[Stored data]
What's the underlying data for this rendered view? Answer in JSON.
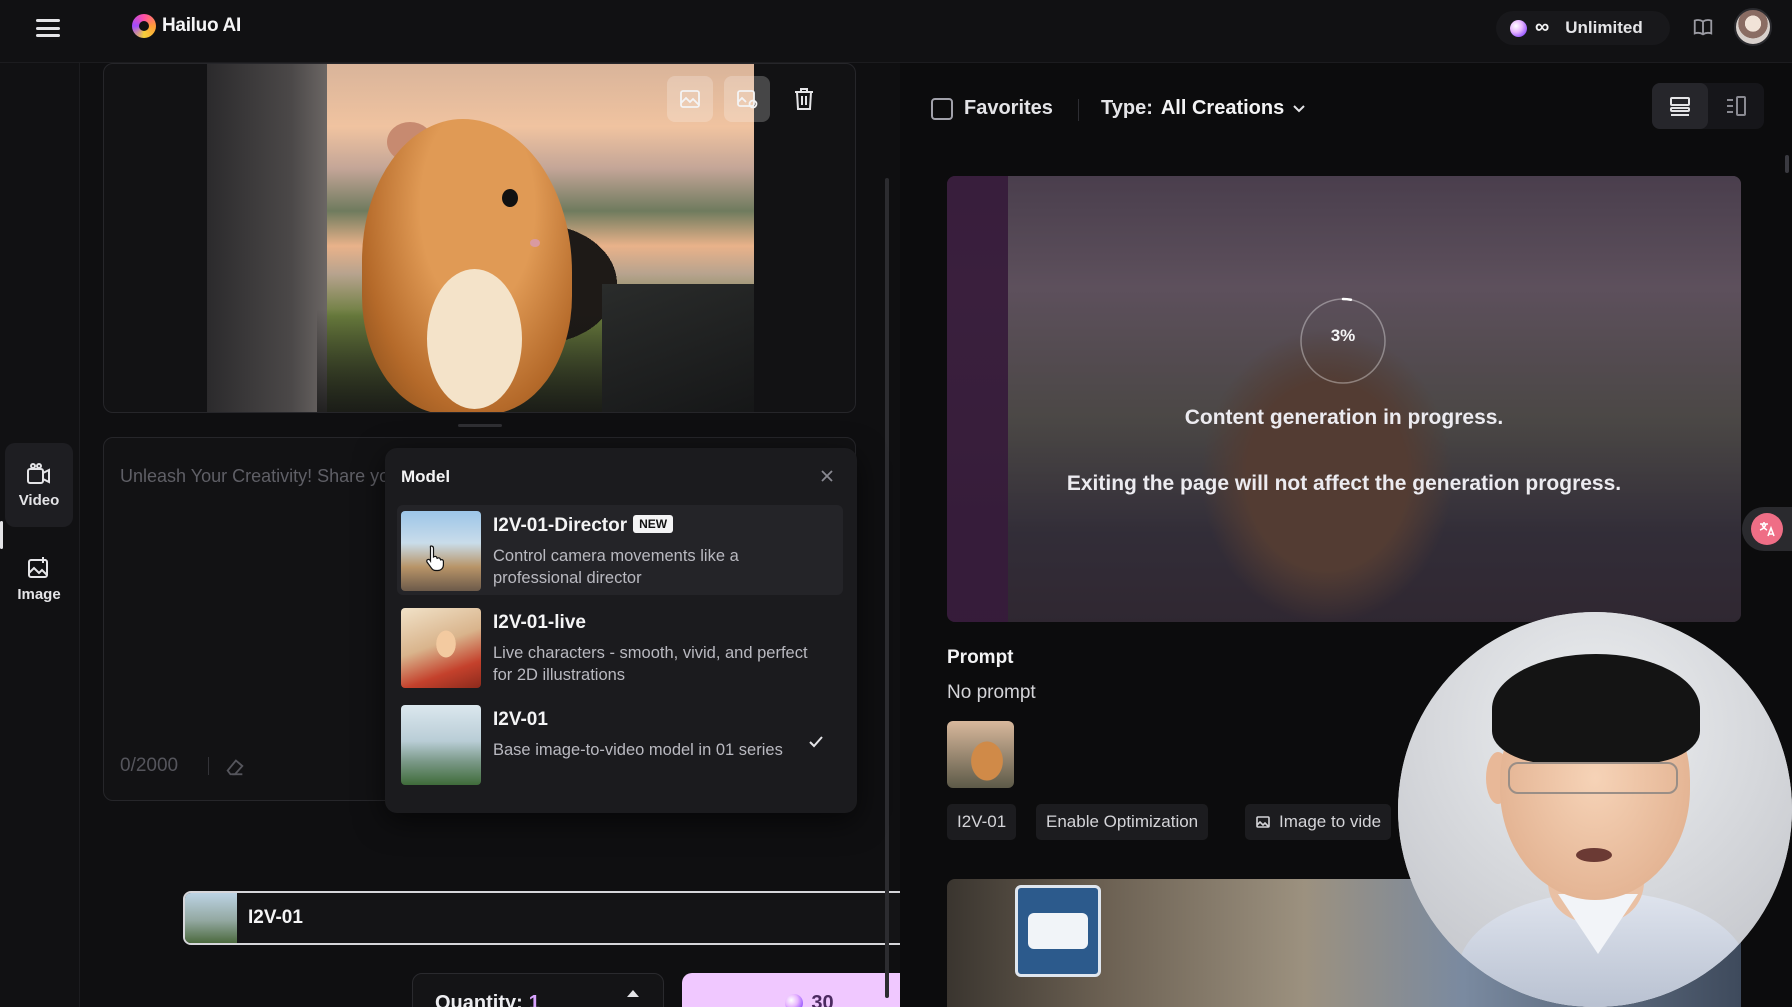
{
  "app": {
    "brand_name": "Hailuo AI",
    "plan_label": "Unlimited",
    "infinity_symbol": "∞"
  },
  "rail": {
    "items": [
      {
        "label": "Video",
        "icon": "video-icon",
        "active": true
      },
      {
        "label": "Image",
        "icon": "image-icon",
        "active": false
      }
    ]
  },
  "left": {
    "prompt_placeholder": "Unleash Your Creativity! Share your ideas...",
    "char_count": "0/2000",
    "model_popup": {
      "title": "Model",
      "options": [
        {
          "name": "I2V-01-Director",
          "badge": "NEW",
          "description": "Control camera movements like a professional director",
          "selected": false
        },
        {
          "name": "I2V-01-live",
          "badge": "",
          "description": "Live characters - smooth, vivid, and perfect for 2D illustrations",
          "selected": false
        },
        {
          "name": "I2V-01",
          "badge": "",
          "description": "Base image-to-video model in 01 series",
          "selected": true
        }
      ]
    },
    "selected_model": "I2V-01",
    "quantity_label": "Quantity:",
    "quantity_value": "1",
    "generate_cost": "30"
  },
  "right": {
    "favorites_label": "Favorites",
    "type_label": "Type:",
    "type_value": "All Creations",
    "generation": {
      "progress_percent": 3,
      "progress_label": "3%",
      "message_1": "Content generation in progress.",
      "message_2": "Exiting the page will not affect the generation progress."
    },
    "prompt_heading": "Prompt",
    "prompt_text": "No prompt",
    "tags": [
      "I2V-01",
      "Enable Optimization",
      "Image to vide"
    ]
  },
  "colors": {
    "accent": "#f0c8ff",
    "accent_text": "#d9a4ff",
    "background": "#0d0d0e"
  }
}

▸ **Task**: Lines that include the word "description" are to be extracted from the data above.

▸ **Result of the task**:
          "description": "Control camera movements like a professional director",
          "description": "Live characters - smooth, vivid, and perfect for 2D illustrations",
          "description": "Base image-to-video model in 01 series",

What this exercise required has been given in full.